### DESCRIPTION OF THE TASK
Reproduce the records below, replacing every occurrence of "Guestbook" with "Message Board" and keeping everything else the same. Omit the pictures from your answer.

### RECORDS TO USE
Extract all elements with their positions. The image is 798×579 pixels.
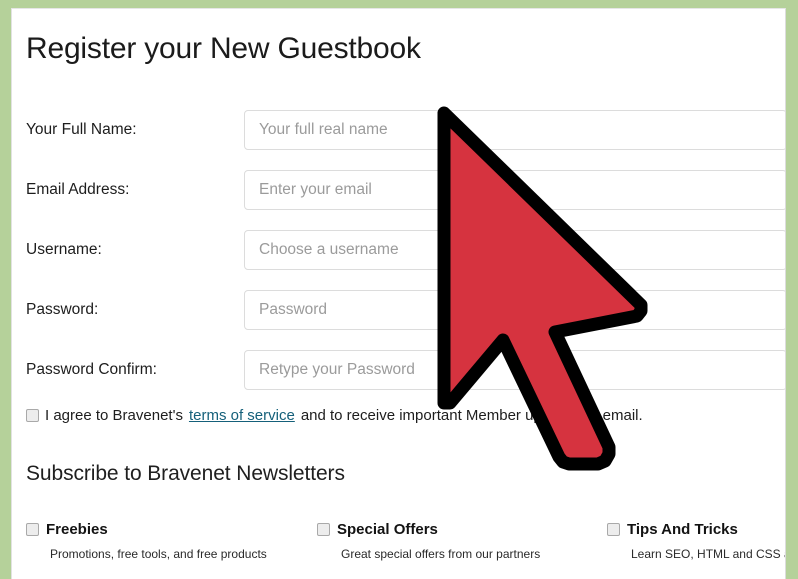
registration-page: Register your New Guestbook Your Full Na…	[11, 8, 786, 579]
newsletter-freebies-label: Freebies	[46, 521, 108, 538]
password-input[interactable]	[244, 290, 785, 330]
label-username: Username:	[26, 241, 102, 258]
terms-text-before: I agree to Bravenet's	[45, 407, 183, 424]
newsletter-option-tips-and-tricks: Tips And Tricks Learn SEO, HTML and CSS …	[607, 521, 786, 561]
label-password: Password:	[26, 301, 99, 318]
newsletter-tips-and-tricks-checkbox[interactable]	[607, 523, 620, 536]
email-address-input[interactable]	[244, 170, 785, 210]
form-row-password-confirm: Password Confirm:	[12, 350, 785, 390]
newsletter-tips-and-tricks-header: Tips And Tricks	[607, 521, 785, 538]
newsletter-section-title: Subscribe to Bravenet Newsletters	[26, 462, 345, 485]
form-row-full-name: Your Full Name:	[12, 110, 785, 150]
terms-agreement-row: I agree to Bravenet's terms of service a…	[26, 407, 643, 424]
newsletter-option-special-offers: Special Offers Great special offers from…	[317, 521, 540, 561]
newsletter-special-offers-checkbox[interactable]	[317, 523, 330, 536]
newsletter-freebies-header: Freebies	[26, 521, 267, 538]
form-row-username: Username:	[12, 230, 785, 270]
full-name-input[interactable]	[244, 110, 785, 150]
form-row-password: Password:	[12, 290, 785, 330]
label-email-address: Email Address:	[26, 181, 130, 198]
form-row-email: Email Address:	[12, 170, 785, 210]
password-confirm-input[interactable]	[244, 350, 785, 390]
username-input[interactable]	[244, 230, 785, 270]
newsletter-freebies-checkbox[interactable]	[26, 523, 39, 536]
label-full-name: Your Full Name:	[26, 121, 137, 138]
newsletter-special-offers-label: Special Offers	[337, 521, 438, 538]
newsletter-tips-and-tricks-label: Tips And Tricks	[627, 521, 738, 538]
newsletter-tips-and-tricks-description: Learn SEO, HTML and CSS a	[631, 547, 786, 561]
label-password-confirm: Password Confirm:	[26, 361, 157, 378]
page-title: Register your New Guestbook	[26, 32, 421, 65]
newsletter-special-offers-description: Great special offers from our partners	[341, 547, 541, 561]
newsletter-option-freebies: Freebies Promotions, free tools, and fre…	[26, 521, 267, 561]
terms-text-after: and to receive important Member updates …	[300, 407, 643, 424]
terms-of-service-link[interactable]: terms of service	[189, 407, 295, 424]
newsletter-freebies-description: Promotions, free tools, and free product…	[50, 547, 267, 561]
newsletter-special-offers-header: Special Offers	[317, 521, 540, 538]
terms-agreement-checkbox[interactable]	[26, 409, 39, 422]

### EXERCISE ANSWER
Extract all elements with their positions. The image is 798×579 pixels.
registration-page: Register your New Message Board Your Full Na…	[11, 8, 786, 579]
newsletter-freebies-label: Freebies	[46, 521, 108, 538]
password-input[interactable]	[244, 290, 785, 330]
label-username: Username:	[26, 241, 102, 258]
terms-text-before: I agree to Bravenet's	[45, 407, 183, 424]
newsletter-option-tips-and-tricks: Tips And Tricks Learn SEO, HTML and CSS …	[607, 521, 786, 561]
label-password: Password:	[26, 301, 99, 318]
newsletter-tips-and-tricks-checkbox[interactable]	[607, 523, 620, 536]
email-address-input[interactable]	[244, 170, 785, 210]
form-row-password-confirm: Password Confirm:	[12, 350, 785, 390]
newsletter-tips-and-tricks-header: Tips And Tricks	[607, 521, 785, 538]
newsletter-section-title: Subscribe to Bravenet Newsletters	[26, 462, 345, 485]
form-row-full-name: Your Full Name:	[12, 110, 785, 150]
terms-agreement-row: I agree to Bravenet's terms of service a…	[26, 407, 643, 424]
newsletter-option-special-offers: Special Offers Great special offers from…	[317, 521, 540, 561]
newsletter-special-offers-checkbox[interactable]	[317, 523, 330, 536]
newsletter-freebies-header: Freebies	[26, 521, 267, 538]
form-row-username: Username:	[12, 230, 785, 270]
full-name-input[interactable]	[244, 110, 785, 150]
form-row-password: Password:	[12, 290, 785, 330]
label-email-address: Email Address:	[26, 181, 130, 198]
form-row-email: Email Address:	[12, 170, 785, 210]
password-confirm-input[interactable]	[244, 350, 785, 390]
username-input[interactable]	[244, 230, 785, 270]
newsletter-freebies-checkbox[interactable]	[26, 523, 39, 536]
label-full-name: Your Full Name:	[26, 121, 137, 138]
newsletter-special-offers-label: Special Offers	[337, 521, 438, 538]
newsletter-tips-and-tricks-label: Tips And Tricks	[627, 521, 738, 538]
newsletter-tips-and-tricks-description: Learn SEO, HTML and CSS a	[631, 547, 786, 561]
label-password-confirm: Password Confirm:	[26, 361, 157, 378]
page-title: Register your New Message Board	[26, 32, 421, 65]
newsletter-special-offers-description: Great special offers from our partners	[341, 547, 541, 561]
newsletter-option-freebies: Freebies Promotions, free tools, and fre…	[26, 521, 267, 561]
terms-text-after: and to receive important Member updates …	[300, 407, 643, 424]
terms-of-service-link[interactable]: terms of service	[189, 407, 295, 424]
newsletter-freebies-description: Promotions, free tools, and free product…	[50, 547, 267, 561]
newsletter-special-offers-header: Special Offers	[317, 521, 540, 538]
terms-agreement-checkbox[interactable]	[26, 409, 39, 422]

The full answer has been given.